_YOUR TASK_.
Take from the listing each line that has the string "back".

>> Start

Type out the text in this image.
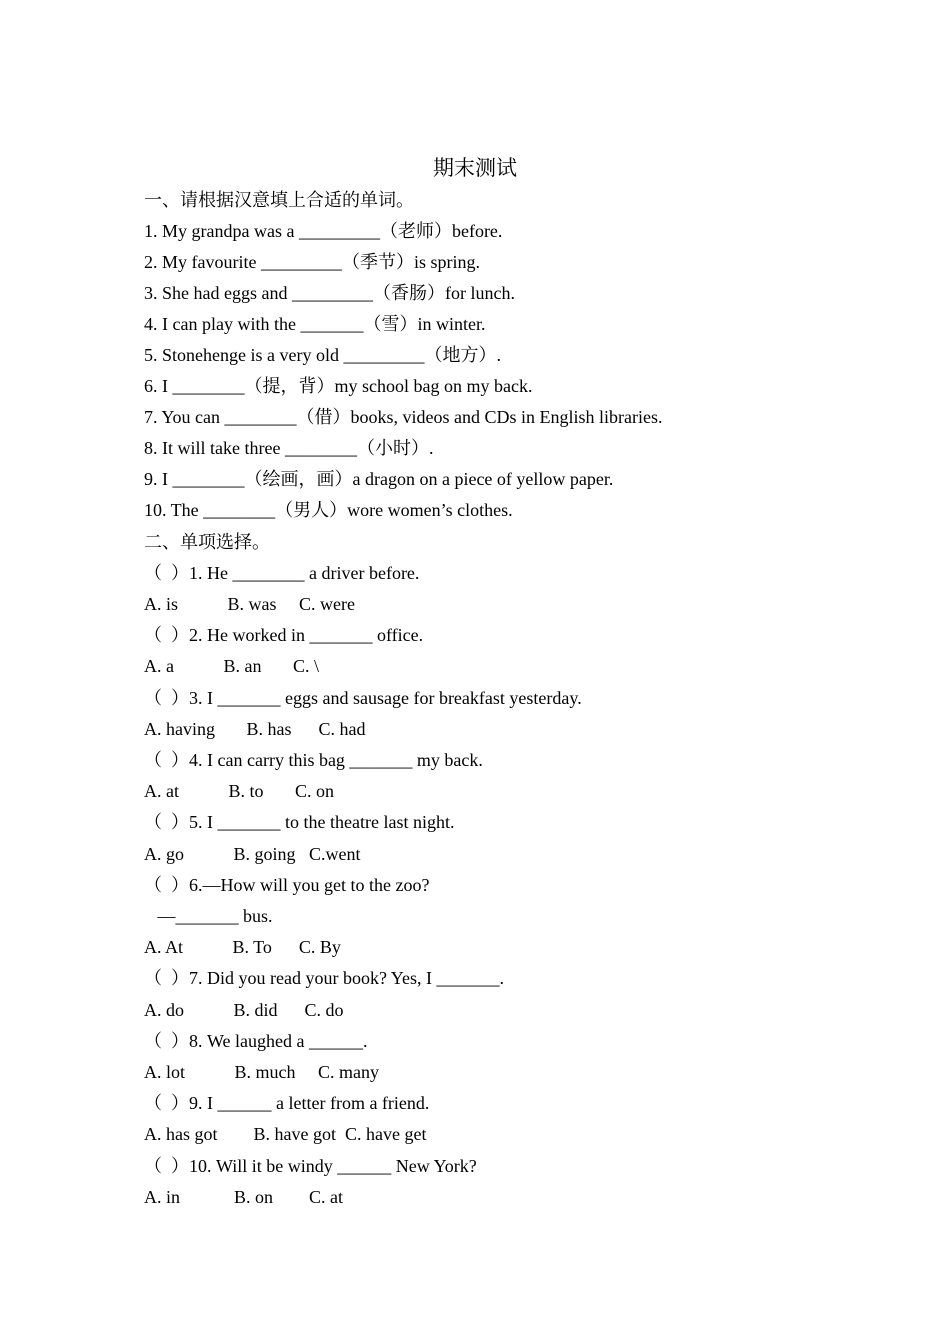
期末测试
一、请根据汉意填上合适的单词。
1. My grandpa was a _________（老师）before.
2. My favourite _________（季节）is spring.
3. She had eggs and _________（香肠）for lunch.
4. I can play with the _______（雪）in winter.
5. Stonehenge is a very old _________（地方）.
6. I ________（提，背）my school bag on my back.
7. You can ________（借）books, videos and CDs in English libraries.
8. It will take three ________（小时）.
9. I ________（绘画，画）a dragon on a piece of yellow paper.
10. The ________（男人）wore women’s clothes.
二、单项选择。
（  ）1. He ________ a driver before.
A. is           B. was     C. were
（  ）2. He worked in _______ office.
A. a           B. an       C. \
（  ）3. I _______ eggs and sausage for breakfast yesterday.
A. having       B. has      C. had
（  ）4. I can carry this bag _______ my back.
A. at           B. to       C. on
（  ）5. I _______ to the theatre last night.
A. go           B. going   C.went
（  ）6.—How will you get to the zoo?
—_______ bus.
A. At           B. To      C. By
（  ）7. Did you read your book? Yes, I _______.
A. do           B. did      C. do
（  ）8. We laughed a ______.
A. lot           B. much     C. many
（  ）9. I ______ a letter from a friend.
A. has got        B. have got  C. have get
（  ）10. Will it be windy ______ New York?
A. in            B. on        C. at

>> End

_EXERCISE RESPONSE_.
6. I ________（提，背）my school bag on my back.
（  ）4. I can carry this bag _______ my back.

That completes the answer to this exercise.